Locate every line in the records below that holds the word "services" and return each one.

____

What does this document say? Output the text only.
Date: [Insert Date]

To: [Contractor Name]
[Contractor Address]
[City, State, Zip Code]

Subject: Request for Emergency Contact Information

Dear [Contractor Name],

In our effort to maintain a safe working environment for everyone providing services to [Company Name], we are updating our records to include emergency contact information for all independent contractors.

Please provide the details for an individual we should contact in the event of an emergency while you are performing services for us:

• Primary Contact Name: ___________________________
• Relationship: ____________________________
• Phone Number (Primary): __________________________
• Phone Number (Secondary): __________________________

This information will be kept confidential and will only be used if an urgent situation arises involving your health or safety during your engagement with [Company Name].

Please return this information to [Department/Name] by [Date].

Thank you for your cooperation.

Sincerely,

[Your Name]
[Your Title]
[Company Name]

____

_RESULT FOR THIS EXERCISE:_
In our effort to maintain a safe working environment for everyone providing services to [Company Name], we are updating our records to include emergency contact information for all independent contractors.
Please provide the details for an individual we should contact in the event of an emergency while you are performing services for us:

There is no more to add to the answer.